*Brief:*
Write the entries below out again exactly; any picture in them stays out.

[BEGIN]

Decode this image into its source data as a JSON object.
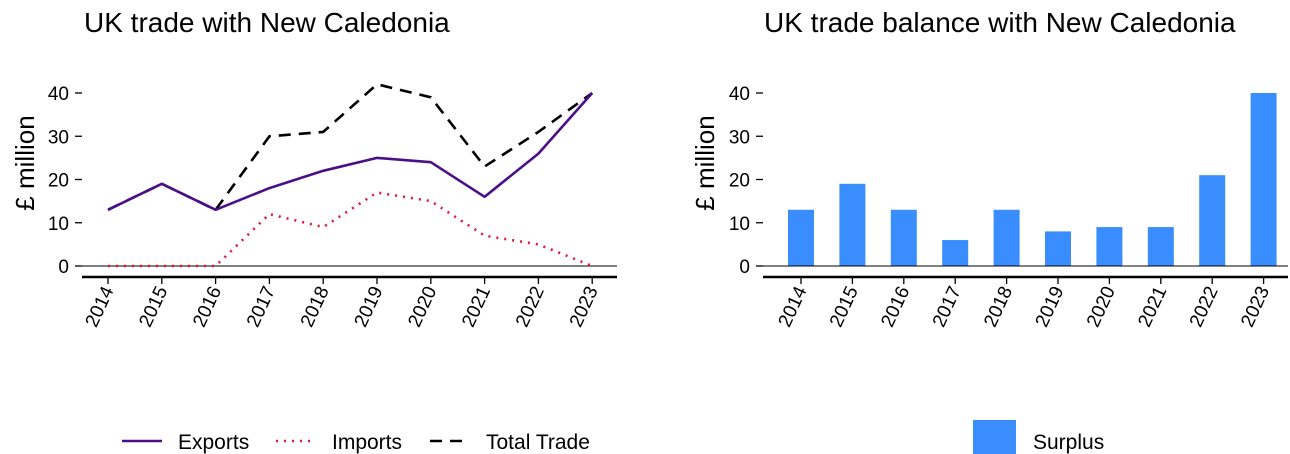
{
  "chart_data": [
    {
      "type": "line",
      "title": "UK trade with New Caledonia",
      "ylabel": "£ million",
      "xlabel": "",
      "categories": [
        "2014",
        "2015",
        "2016",
        "2017",
        "2018",
        "2019",
        "2020",
        "2021",
        "2022",
        "2023"
      ],
      "yticks": [
        0,
        10,
        20,
        30,
        40
      ],
      "ylim": [
        0,
        44
      ],
      "grid": false,
      "legend_position": "bottom",
      "series": [
        {
          "name": "Exports",
          "values": [
            13,
            19,
            13,
            18,
            22,
            25,
            24,
            16,
            26,
            40
          ],
          "color": "#4b0f87",
          "dash": "solid"
        },
        {
          "name": "Imports",
          "values": [
            0,
            0,
            0,
            12,
            9,
            17,
            15,
            7,
            5,
            0
          ],
          "color": "#e3163a",
          "dash": "dotted"
        },
        {
          "name": "Total Trade",
          "values": [
            13,
            19,
            13,
            30,
            31,
            42,
            39,
            23,
            31,
            40
          ],
          "color": "#000000",
          "dash": "dashed"
        }
      ]
    },
    {
      "type": "bar",
      "title": "UK trade balance with New Caledonia",
      "ylabel": "£ million",
      "xlabel": "",
      "categories": [
        "2014",
        "2015",
        "2016",
        "2017",
        "2018",
        "2019",
        "2020",
        "2021",
        "2022",
        "2023"
      ],
      "yticks": [
        0,
        10,
        20,
        30,
        40
      ],
      "ylim": [
        0,
        44
      ],
      "grid": false,
      "legend_position": "bottom",
      "series": [
        {
          "name": "Surplus",
          "values": [
            13,
            19,
            13,
            6,
            13,
            8,
            9,
            9,
            21,
            40
          ],
          "color": "#3a8dff"
        }
      ]
    }
  ]
}
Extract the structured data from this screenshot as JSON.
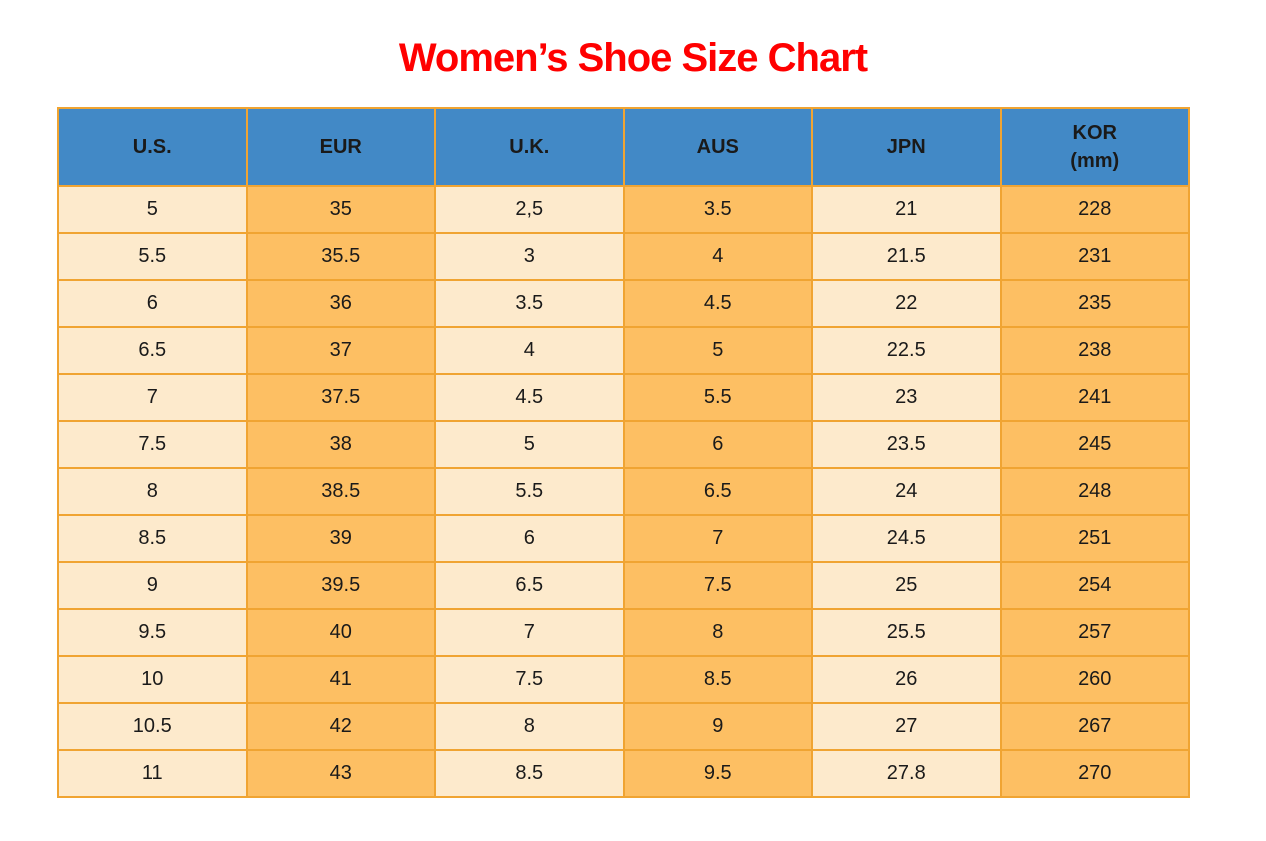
{
  "title": {
    "text": "Women’s Shoe Size Chart"
  },
  "table": {
    "header_labels": [
      "U.S.",
      "EUR",
      "U.K.",
      "AUS",
      "JPN",
      "KOR\n(mm)"
    ]
  },
  "chart_data": {
    "type": "table",
    "title": "Women’s Shoe Size Chart",
    "columns": [
      "U.S.",
      "EUR",
      "U.K.",
      "AUS",
      "JPN",
      "KOR (mm)"
    ],
    "rows": [
      [
        "5",
        "35",
        "2,5",
        "3.5",
        "21",
        "228"
      ],
      [
        "5.5",
        "35.5",
        "3",
        "4",
        "21.5",
        "231"
      ],
      [
        "6",
        "36",
        "3.5",
        "4.5",
        "22",
        "235"
      ],
      [
        "6.5",
        "37",
        "4",
        "5",
        "22.5",
        "238"
      ],
      [
        "7",
        "37.5",
        "4.5",
        "5.5",
        "23",
        "241"
      ],
      [
        "7.5",
        "38",
        "5",
        "6",
        "23.5",
        "245"
      ],
      [
        "8",
        "38.5",
        "5.5",
        "6.5",
        "24",
        "248"
      ],
      [
        "8.5",
        "39",
        "6",
        "7",
        "24.5",
        "251"
      ],
      [
        "9",
        "39.5",
        "6.5",
        "7.5",
        "25",
        "254"
      ],
      [
        "9.5",
        "40",
        "7",
        "8",
        "25.5",
        "257"
      ],
      [
        "10",
        "41",
        "7.5",
        "8.5",
        "26",
        "260"
      ],
      [
        "10.5",
        "42",
        "8",
        "9",
        "27",
        "267"
      ],
      [
        "11",
        "43",
        "8.5",
        "9.5",
        "27.8",
        "270"
      ]
    ],
    "layout": {
      "column_fill_pattern": [
        "cream",
        "orange",
        "cream",
        "orange",
        "cream",
        "orange"
      ],
      "header_fill": "blue"
    }
  },
  "colors": {
    "title-red": "#FF0000",
    "header-blue": "#4289C6",
    "cell-cream": "#FDEACC",
    "cell-orange": "#FDBF63",
    "table-border": "#F0A432",
    "text-black": "#1A1A1A"
  }
}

[END]

*Exercise answer:*
Decode this image into its source data as a JSON object.
{
  "chart_data": [
    {
      "type": "line",
      "title": "UK trade with New Caledonia",
      "ylabel": "£ million",
      "xlabel": "",
      "categories": [
        "2014",
        "2015",
        "2016",
        "2017",
        "2018",
        "2019",
        "2020",
        "2021",
        "2022",
        "2023"
      ],
      "yticks": [
        0,
        10,
        20,
        30,
        40
      ],
      "ylim": [
        0,
        44
      ],
      "grid": false,
      "legend_position": "bottom",
      "series": [
        {
          "name": "Exports",
          "values": [
            13,
            19,
            13,
            18,
            22,
            25,
            24,
            16,
            26,
            40
          ],
          "color": "#4b0f87",
          "dash": "solid"
        },
        {
          "name": "Imports",
          "values": [
            0,
            0,
            0,
            12,
            9,
            17,
            15,
            7,
            5,
            0
          ],
          "color": "#e3163a",
          "dash": "dotted"
        },
        {
          "name": "Total Trade",
          "values": [
            13,
            19,
            13,
            30,
            31,
            42,
            39,
            23,
            31,
            40
          ],
          "color": "#000000",
          "dash": "dashed"
        }
      ]
    },
    {
      "type": "bar",
      "title": "UK trade balance with New Caledonia",
      "ylabel": "£ million",
      "xlabel": "",
      "categories": [
        "2014",
        "2015",
        "2016",
        "2017",
        "2018",
        "2019",
        "2020",
        "2021",
        "2022",
        "2023"
      ],
      "yticks": [
        0,
        10,
        20,
        30,
        40
      ],
      "ylim": [
        0,
        44
      ],
      "grid": false,
      "legend_position": "bottom",
      "series": [
        {
          "name": "Surplus",
          "values": [
            13,
            19,
            13,
            6,
            13,
            8,
            9,
            9,
            21,
            40
          ],
          "color": "#3a8dff"
        }
      ]
    }
  ]
}
Extract the structured data from this screenshot as JSON.
{
  "title": {
    "text": "Women’s Shoe Size Chart"
  },
  "table": {
    "header_labels": [
      "U.S.",
      "EUR",
      "U.K.",
      "AUS",
      "JPN",
      "KOR\n(mm)"
    ]
  },
  "chart_data": {
    "type": "table",
    "title": "Women’s Shoe Size Chart",
    "columns": [
      "U.S.",
      "EUR",
      "U.K.",
      "AUS",
      "JPN",
      "KOR (mm)"
    ],
    "rows": [
      [
        "5",
        "35",
        "2,5",
        "3.5",
        "21",
        "228"
      ],
      [
        "5.5",
        "35.5",
        "3",
        "4",
        "21.5",
        "231"
      ],
      [
        "6",
        "36",
        "3.5",
        "4.5",
        "22",
        "235"
      ],
      [
        "6.5",
        "37",
        "4",
        "5",
        "22.5",
        "238"
      ],
      [
        "7",
        "37.5",
        "4.5",
        "5.5",
        "23",
        "241"
      ],
      [
        "7.5",
        "38",
        "5",
        "6",
        "23.5",
        "245"
      ],
      [
        "8",
        "38.5",
        "5.5",
        "6.5",
        "24",
        "248"
      ],
      [
        "8.5",
        "39",
        "6",
        "7",
        "24.5",
        "251"
      ],
      [
        "9",
        "39.5",
        "6.5",
        "7.5",
        "25",
        "254"
      ],
      [
        "9.5",
        "40",
        "7",
        "8",
        "25.5",
        "257"
      ],
      [
        "10",
        "41",
        "7.5",
        "8.5",
        "26",
        "260"
      ],
      [
        "10.5",
        "42",
        "8",
        "9",
        "27",
        "267"
      ],
      [
        "11",
        "43",
        "8.5",
        "9.5",
        "27.8",
        "270"
      ]
    ],
    "layout": {
      "column_fill_pattern": [
        "cream",
        "orange",
        "cream",
        "orange",
        "cream",
        "orange"
      ],
      "header_fill": "blue"
    }
  },
  "colors": {
    "title-red": "#FF0000",
    "header-blue": "#4289C6",
    "cell-cream": "#FDEACC",
    "cell-orange": "#FDBF63",
    "table-border": "#F0A432",
    "text-black": "#1A1A1A"
  }
}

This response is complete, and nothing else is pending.